Could you give the data below again, exactly and completely?

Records
------------

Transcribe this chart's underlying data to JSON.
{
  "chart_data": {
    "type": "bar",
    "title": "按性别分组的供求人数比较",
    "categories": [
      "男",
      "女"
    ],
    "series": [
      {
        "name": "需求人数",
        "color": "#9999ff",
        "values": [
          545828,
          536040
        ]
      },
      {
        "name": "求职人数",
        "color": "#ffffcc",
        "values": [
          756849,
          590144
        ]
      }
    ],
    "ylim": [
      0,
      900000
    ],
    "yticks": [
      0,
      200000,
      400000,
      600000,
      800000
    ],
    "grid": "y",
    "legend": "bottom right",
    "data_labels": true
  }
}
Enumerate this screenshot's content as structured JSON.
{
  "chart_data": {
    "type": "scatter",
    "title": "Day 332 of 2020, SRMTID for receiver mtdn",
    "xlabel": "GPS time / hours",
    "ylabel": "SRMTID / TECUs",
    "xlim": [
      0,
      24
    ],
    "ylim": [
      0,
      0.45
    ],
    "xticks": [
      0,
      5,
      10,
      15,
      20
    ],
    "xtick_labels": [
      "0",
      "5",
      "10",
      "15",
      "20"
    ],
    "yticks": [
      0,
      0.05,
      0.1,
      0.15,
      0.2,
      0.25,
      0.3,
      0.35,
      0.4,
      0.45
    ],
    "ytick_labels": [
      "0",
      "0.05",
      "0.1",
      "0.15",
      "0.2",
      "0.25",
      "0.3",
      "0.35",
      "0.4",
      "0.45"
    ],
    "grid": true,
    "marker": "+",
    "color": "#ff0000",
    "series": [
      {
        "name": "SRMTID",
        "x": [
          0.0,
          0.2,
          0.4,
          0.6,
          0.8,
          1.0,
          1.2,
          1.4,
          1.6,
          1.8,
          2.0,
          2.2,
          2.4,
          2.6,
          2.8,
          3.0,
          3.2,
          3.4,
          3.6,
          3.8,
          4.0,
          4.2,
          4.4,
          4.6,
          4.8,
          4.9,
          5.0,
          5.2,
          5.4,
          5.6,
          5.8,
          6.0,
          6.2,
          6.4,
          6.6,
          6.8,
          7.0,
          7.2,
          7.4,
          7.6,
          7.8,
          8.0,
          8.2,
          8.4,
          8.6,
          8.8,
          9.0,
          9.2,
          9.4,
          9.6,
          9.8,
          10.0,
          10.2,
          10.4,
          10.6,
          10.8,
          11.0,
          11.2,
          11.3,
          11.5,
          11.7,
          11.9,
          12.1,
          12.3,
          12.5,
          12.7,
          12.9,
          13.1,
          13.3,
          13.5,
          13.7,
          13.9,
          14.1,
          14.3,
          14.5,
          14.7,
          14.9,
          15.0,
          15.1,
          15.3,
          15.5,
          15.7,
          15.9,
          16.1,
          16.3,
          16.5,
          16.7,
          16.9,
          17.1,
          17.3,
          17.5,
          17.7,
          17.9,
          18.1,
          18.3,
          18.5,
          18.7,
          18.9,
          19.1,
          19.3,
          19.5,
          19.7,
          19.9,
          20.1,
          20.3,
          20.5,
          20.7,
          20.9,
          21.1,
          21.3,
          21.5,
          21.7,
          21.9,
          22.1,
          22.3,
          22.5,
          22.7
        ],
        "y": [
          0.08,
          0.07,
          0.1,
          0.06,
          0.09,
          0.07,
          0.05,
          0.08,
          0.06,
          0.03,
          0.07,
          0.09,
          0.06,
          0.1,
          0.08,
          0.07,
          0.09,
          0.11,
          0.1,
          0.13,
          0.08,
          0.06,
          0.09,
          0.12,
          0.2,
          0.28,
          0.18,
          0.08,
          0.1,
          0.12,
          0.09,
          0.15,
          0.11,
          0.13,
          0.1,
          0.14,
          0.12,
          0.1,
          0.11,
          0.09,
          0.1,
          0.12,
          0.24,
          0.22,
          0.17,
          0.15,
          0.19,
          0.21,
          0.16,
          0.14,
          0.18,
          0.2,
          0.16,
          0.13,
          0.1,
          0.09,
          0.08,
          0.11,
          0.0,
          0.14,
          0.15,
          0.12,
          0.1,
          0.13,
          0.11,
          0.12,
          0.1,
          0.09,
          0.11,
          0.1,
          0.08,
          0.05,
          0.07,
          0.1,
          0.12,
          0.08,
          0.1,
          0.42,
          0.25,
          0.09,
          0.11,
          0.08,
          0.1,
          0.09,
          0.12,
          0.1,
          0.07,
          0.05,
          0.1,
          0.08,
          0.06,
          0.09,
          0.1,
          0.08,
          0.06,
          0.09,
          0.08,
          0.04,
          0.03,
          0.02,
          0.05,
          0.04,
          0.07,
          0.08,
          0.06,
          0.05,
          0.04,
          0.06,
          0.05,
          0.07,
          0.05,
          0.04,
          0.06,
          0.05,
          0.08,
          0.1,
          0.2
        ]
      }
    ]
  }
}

------------

■ **Response to the exercise**:
Transcribe this chart's underlying data to JSON.
{
  "chart_data": {
    "type": "bar",
    "title": "按性别分组的供求人数比较",
    "categories": [
      "男",
      "女"
    ],
    "series": [
      {
        "name": "需求人数",
        "color": "#9999ff",
        "values": [
          545828,
          536040
        ]
      },
      {
        "name": "求职人数",
        "color": "#ffffcc",
        "values": [
          756849,
          590144
        ]
      }
    ],
    "ylim": [
      0,
      900000
    ],
    "yticks": [
      0,
      200000,
      400000,
      600000,
      800000
    ],
    "grid": "y",
    "legend": "bottom right",
    "data_labels": true
  }
}
Enumerate this screenshot's content as structured JSON.
{
  "chart_data": {
    "type": "scatter",
    "title": "Day 332 of 2020, SRMTID for receiver mtdn",
    "xlabel": "GPS time / hours",
    "ylabel": "SRMTID / TECUs",
    "xlim": [
      0,
      24
    ],
    "ylim": [
      0,
      0.45
    ],
    "xticks": [
      0,
      5,
      10,
      15,
      20
    ],
    "xtick_labels": [
      "0",
      "5",
      "10",
      "15",
      "20"
    ],
    "yticks": [
      0,
      0.05,
      0.1,
      0.15,
      0.2,
      0.25,
      0.3,
      0.35,
      0.4,
      0.45
    ],
    "ytick_labels": [
      "0",
      "0.05",
      "0.1",
      "0.15",
      "0.2",
      "0.25",
      "0.3",
      "0.35",
      "0.4",
      "0.45"
    ],
    "grid": true,
    "marker": "+",
    "color": "#ff0000",
    "series": [
      {
        "name": "SRMTID",
        "x": [
          0.0,
          0.2,
          0.4,
          0.6,
          0.8,
          1.0,
          1.2,
          1.4,
          1.6,
          1.8,
          2.0,
          2.2,
          2.4,
          2.6,
          2.8,
          3.0,
          3.2,
          3.4,
          3.6,
          3.8,
          4.0,
          4.2,
          4.4,
          4.6,
          4.8,
          4.9,
          5.0,
          5.2,
          5.4,
          5.6,
          5.8,
          6.0,
          6.2,
          6.4,
          6.6,
          6.8,
          7.0,
          7.2,
          7.4,
          7.6,
          7.8,
          8.0,
          8.2,
          8.4,
          8.6,
          8.8,
          9.0,
          9.2,
          9.4,
          9.6,
          9.8,
          10.0,
          10.2,
          10.4,
          10.6,
          10.8,
          11.0,
          11.2,
          11.3,
          11.5,
          11.7,
          11.9,
          12.1,
          12.3,
          12.5,
          12.7,
          12.9,
          13.1,
          13.3,
          13.5,
          13.7,
          13.9,
          14.1,
          14.3,
          14.5,
          14.7,
          14.9,
          15.0,
          15.1,
          15.3,
          15.5,
          15.7,
          15.9,
          16.1,
          16.3,
          16.5,
          16.7,
          16.9,
          17.1,
          17.3,
          17.5,
          17.7,
          17.9,
          18.1,
          18.3,
          18.5,
          18.7,
          18.9,
          19.1,
          19.3,
          19.5,
          19.7,
          19.9,
          20.1,
          20.3,
          20.5,
          20.7,
          20.9,
          21.1,
          21.3,
          21.5,
          21.7,
          21.9,
          22.1,
          22.3,
          22.5,
          22.7
        ],
        "y": [
          0.08,
          0.07,
          0.1,
          0.06,
          0.09,
          0.07,
          0.05,
          0.08,
          0.06,
          0.03,
          0.07,
          0.09,
          0.06,
          0.1,
          0.08,
          0.07,
          0.09,
          0.11,
          0.1,
          0.13,
          0.08,
          0.06,
          0.09,
          0.12,
          0.2,
          0.28,
          0.18,
          0.08,
          0.1,
          0.12,
          0.09,
          0.15,
          0.11,
          0.13,
          0.1,
          0.14,
          0.12,
          0.1,
          0.11,
          0.09,
          0.1,
          0.12,
          0.24,
          0.22,
          0.17,
          0.15,
          0.19,
          0.21,
          0.16,
          0.14,
          0.18,
          0.2,
          0.16,
          0.13,
          0.1,
          0.09,
          0.08,
          0.11,
          0.0,
          0.14,
          0.15,
          0.12,
          0.1,
          0.13,
          0.11,
          0.12,
          0.1,
          0.09,
          0.11,
          0.1,
          0.08,
          0.05,
          0.07,
          0.1,
          0.12,
          0.08,
          0.1,
          0.42,
          0.25,
          0.09,
          0.11,
          0.08,
          0.1,
          0.09,
          0.12,
          0.1,
          0.07,
          0.05,
          0.1,
          0.08,
          0.06,
          0.09,
          0.1,
          0.08,
          0.06,
          0.09,
          0.08,
          0.04,
          0.03,
          0.02,
          0.05,
          0.04,
          0.07,
          0.08,
          0.06,
          0.05,
          0.04,
          0.06,
          0.05,
          0.07,
          0.05,
          0.04,
          0.06,
          0.05,
          0.08,
          0.1,
          0.2
        ]
      }
    ]
  }
}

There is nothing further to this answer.